TASK REQUIREMENTS:
Report every line from the material that contains the word "нужно".

____________________

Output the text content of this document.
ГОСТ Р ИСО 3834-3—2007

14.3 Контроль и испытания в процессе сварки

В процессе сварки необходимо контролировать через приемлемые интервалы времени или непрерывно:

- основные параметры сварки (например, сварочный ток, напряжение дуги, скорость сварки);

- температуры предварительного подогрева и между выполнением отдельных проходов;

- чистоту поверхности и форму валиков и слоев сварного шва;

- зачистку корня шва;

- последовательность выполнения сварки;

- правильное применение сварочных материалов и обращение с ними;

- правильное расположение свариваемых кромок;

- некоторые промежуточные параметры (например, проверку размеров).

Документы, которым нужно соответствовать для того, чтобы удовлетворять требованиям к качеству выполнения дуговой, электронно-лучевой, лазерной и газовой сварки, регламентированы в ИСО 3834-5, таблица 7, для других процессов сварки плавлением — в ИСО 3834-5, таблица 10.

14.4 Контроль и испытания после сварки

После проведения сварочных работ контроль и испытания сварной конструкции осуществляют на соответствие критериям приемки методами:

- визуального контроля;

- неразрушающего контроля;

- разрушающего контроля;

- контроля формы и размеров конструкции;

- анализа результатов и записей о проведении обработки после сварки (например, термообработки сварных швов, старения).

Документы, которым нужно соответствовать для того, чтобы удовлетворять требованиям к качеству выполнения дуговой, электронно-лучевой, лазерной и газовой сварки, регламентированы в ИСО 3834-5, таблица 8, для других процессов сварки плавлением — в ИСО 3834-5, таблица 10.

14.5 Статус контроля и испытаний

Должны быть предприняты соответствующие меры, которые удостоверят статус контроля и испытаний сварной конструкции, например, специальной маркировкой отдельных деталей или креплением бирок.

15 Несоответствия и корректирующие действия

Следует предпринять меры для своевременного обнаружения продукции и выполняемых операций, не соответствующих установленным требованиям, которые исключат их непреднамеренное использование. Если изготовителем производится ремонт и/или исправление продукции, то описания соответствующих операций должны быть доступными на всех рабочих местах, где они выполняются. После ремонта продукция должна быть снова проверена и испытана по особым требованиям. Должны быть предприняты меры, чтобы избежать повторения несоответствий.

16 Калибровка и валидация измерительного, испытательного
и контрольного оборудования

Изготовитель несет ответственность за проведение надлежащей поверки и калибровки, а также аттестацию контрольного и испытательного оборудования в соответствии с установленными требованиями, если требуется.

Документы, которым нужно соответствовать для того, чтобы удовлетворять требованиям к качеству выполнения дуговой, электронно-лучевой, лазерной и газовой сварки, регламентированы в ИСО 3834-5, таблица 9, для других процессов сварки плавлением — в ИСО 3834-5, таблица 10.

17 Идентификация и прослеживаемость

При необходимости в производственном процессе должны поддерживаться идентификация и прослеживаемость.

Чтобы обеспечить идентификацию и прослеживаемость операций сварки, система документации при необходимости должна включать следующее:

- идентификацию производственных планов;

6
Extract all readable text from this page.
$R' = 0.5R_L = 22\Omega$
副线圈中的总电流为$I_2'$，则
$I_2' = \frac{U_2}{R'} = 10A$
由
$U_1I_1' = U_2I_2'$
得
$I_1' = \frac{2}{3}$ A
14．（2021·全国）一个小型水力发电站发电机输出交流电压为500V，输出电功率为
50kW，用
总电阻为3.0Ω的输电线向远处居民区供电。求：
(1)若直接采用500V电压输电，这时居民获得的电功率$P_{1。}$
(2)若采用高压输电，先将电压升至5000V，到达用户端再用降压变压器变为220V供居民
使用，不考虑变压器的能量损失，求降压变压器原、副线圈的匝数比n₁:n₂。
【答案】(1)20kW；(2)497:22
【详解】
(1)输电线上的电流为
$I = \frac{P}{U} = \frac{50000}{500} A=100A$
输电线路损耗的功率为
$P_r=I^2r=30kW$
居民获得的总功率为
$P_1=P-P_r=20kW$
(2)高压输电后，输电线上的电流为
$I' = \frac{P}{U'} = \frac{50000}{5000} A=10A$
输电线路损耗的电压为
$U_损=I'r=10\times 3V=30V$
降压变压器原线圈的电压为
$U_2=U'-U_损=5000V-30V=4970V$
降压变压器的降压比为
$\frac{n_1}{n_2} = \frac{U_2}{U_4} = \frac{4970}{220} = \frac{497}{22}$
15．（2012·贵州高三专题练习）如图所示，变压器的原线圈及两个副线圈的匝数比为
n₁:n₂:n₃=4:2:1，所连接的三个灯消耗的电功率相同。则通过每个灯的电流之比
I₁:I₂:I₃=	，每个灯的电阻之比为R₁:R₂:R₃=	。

____________________

REPLY TO THE TASK:
Документы, которым нужно соответствовать для того, чтобы удовлетворять требованиям к качеству выполнения дуговой, электронно-лучевой, лазерной и газовой сварки, регламентированы в ИСО 3834-5, таблица 7, для других процессов сварки плавлением — в ИСО 3834-5, таблица 10.
Документы, которым нужно соответствовать для того, чтобы удовлетворять требованиям к качеству выполнения дуговой, электронно-лучевой, лазерной и газовой сварки, регламентированы в ИСО 3834-5, таблица 8, для других процессов сварки плавлением — в ИСО 3834-5, таблица 10.
Документы, которым нужно соответствовать для того, чтобы удовлетворять требованиям к качеству выполнения дуговой, электронно-лучевой, лазерной и газовой сварки, регламентированы в ИСО 3834-5, таблица 9, для других процессов сварки плавлением — в ИСО 3834-5, таблица 10.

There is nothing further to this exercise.